§ Written instruction: From the records below, extract all the text exactly and leave the images behind.

[start Records for this task]

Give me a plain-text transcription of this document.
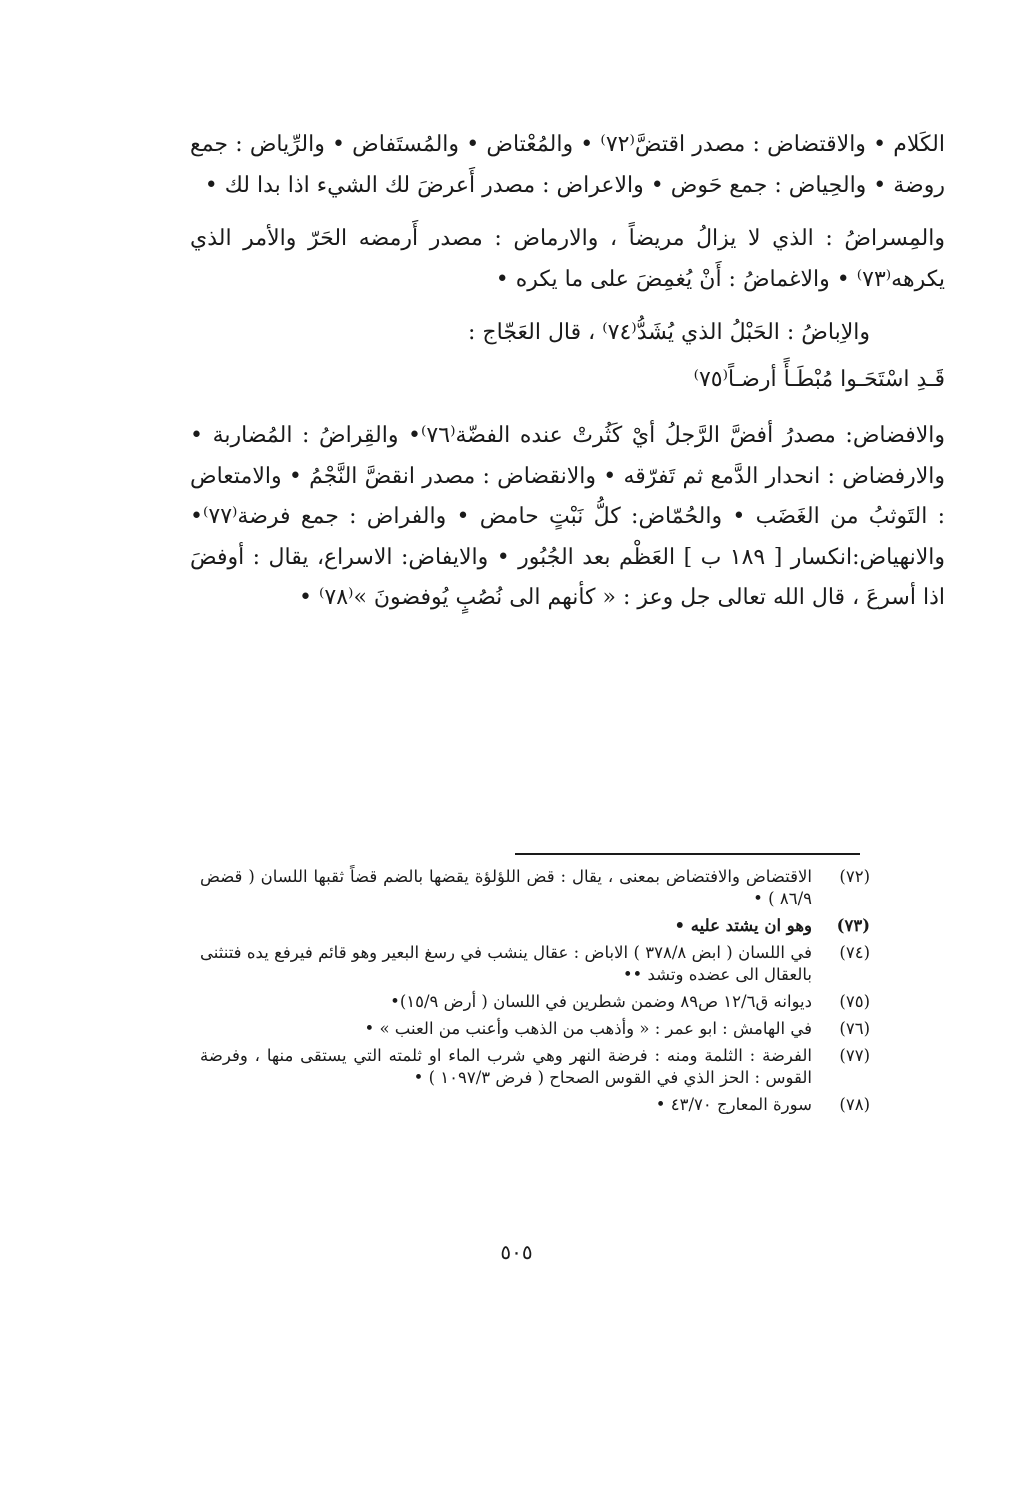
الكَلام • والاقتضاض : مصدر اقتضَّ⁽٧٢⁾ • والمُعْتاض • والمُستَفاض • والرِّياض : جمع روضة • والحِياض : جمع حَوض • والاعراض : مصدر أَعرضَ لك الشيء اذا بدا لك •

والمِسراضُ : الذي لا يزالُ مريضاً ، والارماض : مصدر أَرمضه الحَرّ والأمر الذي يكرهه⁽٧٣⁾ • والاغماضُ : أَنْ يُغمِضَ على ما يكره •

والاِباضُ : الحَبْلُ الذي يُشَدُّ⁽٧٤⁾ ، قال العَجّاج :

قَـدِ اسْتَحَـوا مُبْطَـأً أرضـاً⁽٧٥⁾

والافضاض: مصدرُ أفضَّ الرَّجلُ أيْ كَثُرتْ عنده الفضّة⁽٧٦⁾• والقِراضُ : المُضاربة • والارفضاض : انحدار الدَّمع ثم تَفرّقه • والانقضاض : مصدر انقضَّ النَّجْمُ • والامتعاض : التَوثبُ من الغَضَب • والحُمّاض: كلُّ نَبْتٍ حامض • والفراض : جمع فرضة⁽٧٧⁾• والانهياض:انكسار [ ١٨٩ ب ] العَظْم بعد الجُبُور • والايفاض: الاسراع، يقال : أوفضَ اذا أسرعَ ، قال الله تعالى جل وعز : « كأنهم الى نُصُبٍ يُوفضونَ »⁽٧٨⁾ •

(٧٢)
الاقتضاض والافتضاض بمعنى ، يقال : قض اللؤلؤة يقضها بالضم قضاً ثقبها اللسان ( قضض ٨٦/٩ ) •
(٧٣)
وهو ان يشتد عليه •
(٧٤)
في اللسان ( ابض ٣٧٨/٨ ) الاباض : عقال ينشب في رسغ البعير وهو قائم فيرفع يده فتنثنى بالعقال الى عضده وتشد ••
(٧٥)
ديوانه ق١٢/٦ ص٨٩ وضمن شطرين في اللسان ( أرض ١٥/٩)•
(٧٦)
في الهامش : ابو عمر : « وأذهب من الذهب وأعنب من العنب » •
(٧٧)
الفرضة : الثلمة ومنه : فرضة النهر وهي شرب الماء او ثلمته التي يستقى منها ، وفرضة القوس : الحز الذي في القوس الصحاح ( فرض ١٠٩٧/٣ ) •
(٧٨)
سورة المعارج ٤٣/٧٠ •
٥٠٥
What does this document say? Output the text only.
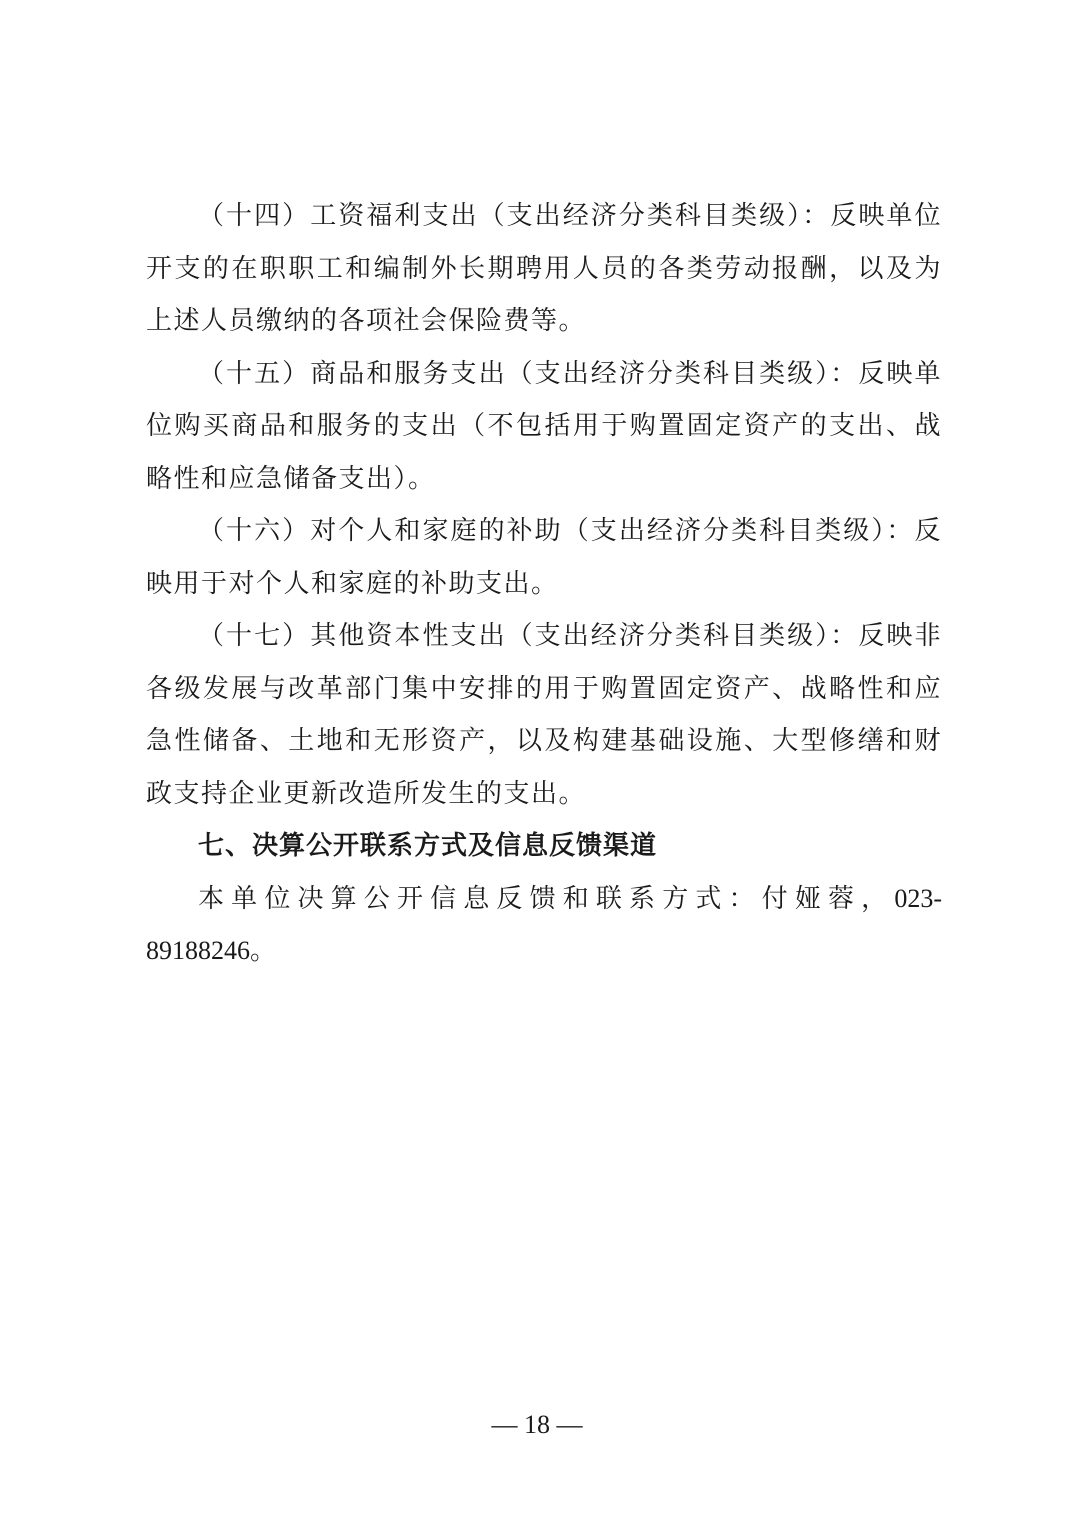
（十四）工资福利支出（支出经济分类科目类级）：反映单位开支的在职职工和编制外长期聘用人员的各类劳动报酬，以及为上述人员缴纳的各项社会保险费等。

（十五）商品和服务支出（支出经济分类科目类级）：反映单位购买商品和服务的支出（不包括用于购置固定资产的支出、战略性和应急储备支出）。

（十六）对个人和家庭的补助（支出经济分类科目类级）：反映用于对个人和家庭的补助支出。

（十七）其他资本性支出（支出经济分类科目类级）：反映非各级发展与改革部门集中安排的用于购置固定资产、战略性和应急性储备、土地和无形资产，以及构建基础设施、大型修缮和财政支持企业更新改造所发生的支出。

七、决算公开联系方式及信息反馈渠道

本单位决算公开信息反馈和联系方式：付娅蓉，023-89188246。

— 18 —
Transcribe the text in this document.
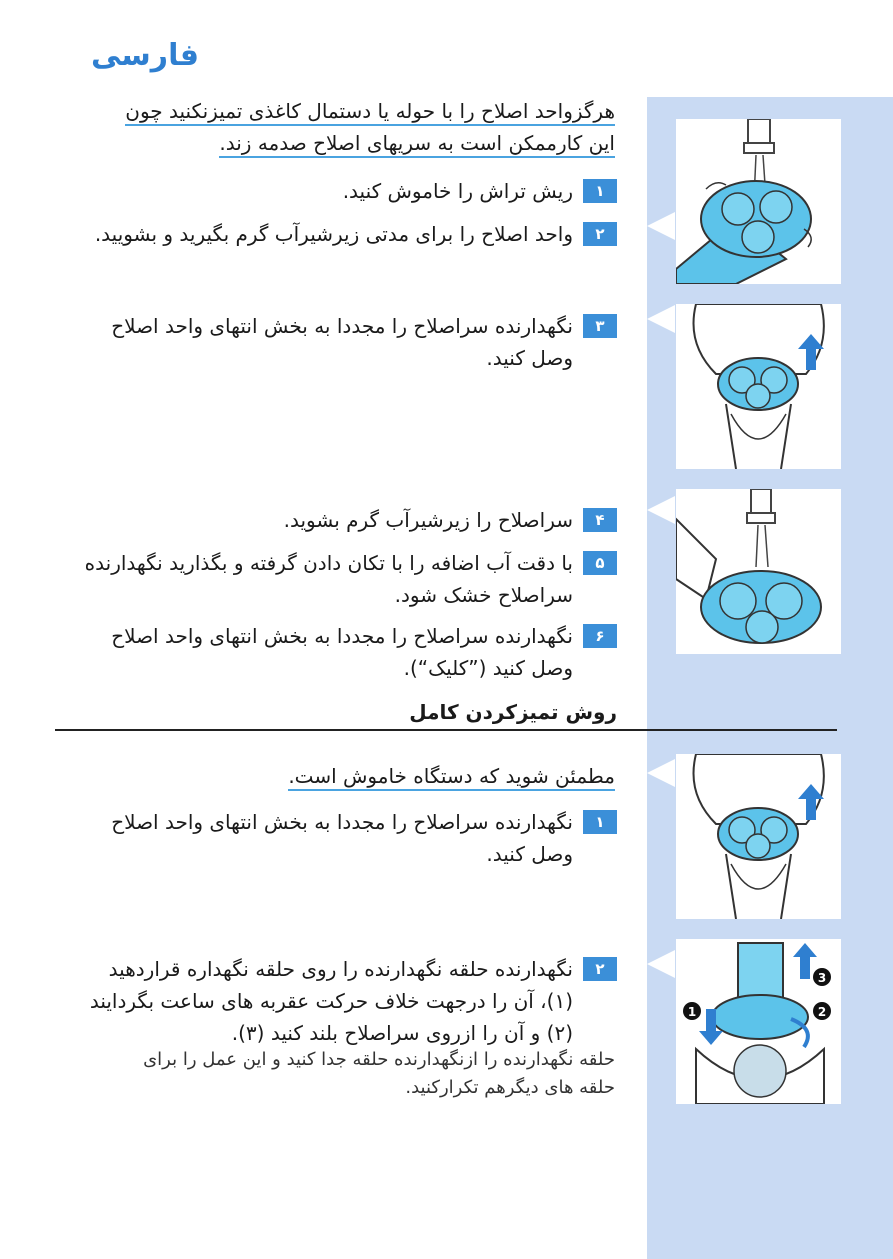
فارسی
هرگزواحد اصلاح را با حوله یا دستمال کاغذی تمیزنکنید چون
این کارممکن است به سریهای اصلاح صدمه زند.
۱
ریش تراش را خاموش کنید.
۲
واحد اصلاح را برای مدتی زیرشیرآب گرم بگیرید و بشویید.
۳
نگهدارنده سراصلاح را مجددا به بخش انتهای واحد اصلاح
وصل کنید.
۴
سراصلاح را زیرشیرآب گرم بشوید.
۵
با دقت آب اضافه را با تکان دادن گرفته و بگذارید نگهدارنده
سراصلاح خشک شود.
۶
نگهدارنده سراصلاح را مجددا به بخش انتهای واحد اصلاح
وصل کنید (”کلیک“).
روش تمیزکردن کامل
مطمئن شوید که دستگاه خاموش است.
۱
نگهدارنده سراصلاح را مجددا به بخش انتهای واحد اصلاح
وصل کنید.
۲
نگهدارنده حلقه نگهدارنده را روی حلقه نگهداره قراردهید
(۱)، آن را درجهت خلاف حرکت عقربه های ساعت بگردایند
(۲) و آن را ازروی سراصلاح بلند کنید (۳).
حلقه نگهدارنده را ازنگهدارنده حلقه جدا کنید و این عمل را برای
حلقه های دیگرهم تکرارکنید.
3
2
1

[end Records for this task]

§ Full answer:
Give me a plain-text transcription of this document.
الكَلام • والاقتضاض : مصدر اقتضَّ⁽٧٢⁾ • والمُعْتاض • والمُستَفاض • والرِّياض : جمع روضة • والحِياض : جمع حَوض • والاعراض : مصدر أَعرضَ لك الشيء اذا بدا لك •

والمِسراضُ : الذي لا يزالُ مريضاً ، والارماض : مصدر أَرمضه الحَرّ والأمر الذي يكرهه⁽٧٣⁾ • والاغماضُ : أَنْ يُغمِضَ على ما يكره •

والاِباضُ : الحَبْلُ الذي يُشَدُّ⁽٧٤⁾ ، قال العَجّاج :

قَـدِ اسْتَحَـوا مُبْطَـأً أرضـاً⁽٧٥⁾

والافضاض: مصدرُ أفضَّ الرَّجلُ أيْ كَثُرتْ عنده الفضّة⁽٧٦⁾• والقِراضُ : المُضاربة • والارفضاض : انحدار الدَّمع ثم تَفرّقه • والانقضاض : مصدر انقضَّ النَّجْمُ • والامتعاض : التَوثبُ من الغَضَب • والحُمّاض: كلُّ نَبْتٍ حامض • والفراض : جمع فرضة⁽٧٧⁾• والانهياض:انكسار [ ١٨٩ ب ] العَظْم بعد الجُبُور • والايفاض: الاسراع، يقال : أوفضَ اذا أسرعَ ، قال الله تعالى جل وعز : « كأنهم الى نُصُبٍ يُوفضونَ »⁽٧٨⁾ •

(٧٢)
الاقتضاض والافتضاض بمعنى ، يقال : قض اللؤلؤة يقضها بالضم قضاً ثقبها اللسان ( قضض ٨٦/٩ ) •
(٧٣)
وهو ان يشتد عليه •
(٧٤)
في اللسان ( ابض ٣٧٨/٨ ) الاباض : عقال ينشب في رسغ البعير وهو قائم فيرفع يده فتنثنى بالعقال الى عضده وتشد ••
(٧٥)
ديوانه ق١٢/٦ ص٨٩ وضمن شطرين في اللسان ( أرض ١٥/٩)•
(٧٦)
في الهامش : ابو عمر : « وأذهب من الذهب وأعنب من العنب » •
(٧٧)
الفرضة : الثلمة ومنه : فرضة النهر وهي شرب الماء او ثلمته التي يستقى منها ، وفرضة القوس : الحز الذي في القوس الصحاح ( فرض ١٠٩٧/٣ ) •
(٧٨)
سورة المعارج ٤٣/٧٠ •
٥٠٥
What does this document say? Output the text only.
（十四）工资福利支出（支出经济分类科目类级）：反映单位开支的在职职工和编制外长期聘用人员的各类劳动报酬，以及为上述人员缴纳的各项社会保险费等。

（十五）商品和服务支出（支出经济分类科目类级）：反映单位购买商品和服务的支出（不包括用于购置固定资产的支出、战略性和应急储备支出）。

（十六）对个人和家庭的补助（支出经济分类科目类级）：反映用于对个人和家庭的补助支出。

（十七）其他资本性支出（支出经济分类科目类级）：反映非各级发展与改革部门集中安排的用于购置固定资产、战略性和应急性储备、土地和无形资产，以及构建基础设施、大型修缮和财政支持企业更新改造所发生的支出。

七、决算公开联系方式及信息反馈渠道

本单位决算公开信息反馈和联系方式：付娅蓉，023-89188246。

— 18 —
Transcribe the text in this document.
فارسی
هرگزواحد اصلاح را با حوله یا دستمال کاغذی تمیزنکنید چون
این کارممکن است به سریهای اصلاح صدمه زند.
۱
ریش تراش را خاموش کنید.
۲
واحد اصلاح را برای مدتی زیرشیرآب گرم بگیرید و بشویید.
۳
نگهدارنده سراصلاح را مجددا به بخش انتهای واحد اصلاح
وصل کنید.
۴
سراصلاح را زیرشیرآب گرم بشوید.
۵
با دقت آب اضافه را با تکان دادن گرفته و بگذارید نگهدارنده
سراصلاح خشک شود.
۶
نگهدارنده سراصلاح را مجددا به بخش انتهای واحد اصلاح
وصل کنید (”کلیک“).
روش تمیزکردن کامل
مطمئن شوید که دستگاه خاموش است.
۱
نگهدارنده سراصلاح را مجددا به بخش انتهای واحد اصلاح
وصل کنید.
۲
نگهدارنده حلقه نگهدارنده را روی حلقه نگهداره قراردهید
(۱)، آن را درجهت خلاف حرکت عقربه های ساعت بگردایند
(۲) و آن را ازروی سراصلاح بلند کنید (۳).
حلقه نگهدارنده را ازنگهدارنده حلقه جدا کنید و این عمل را برای
حلقه های دیگرهم تکرارکنید.
3
2
1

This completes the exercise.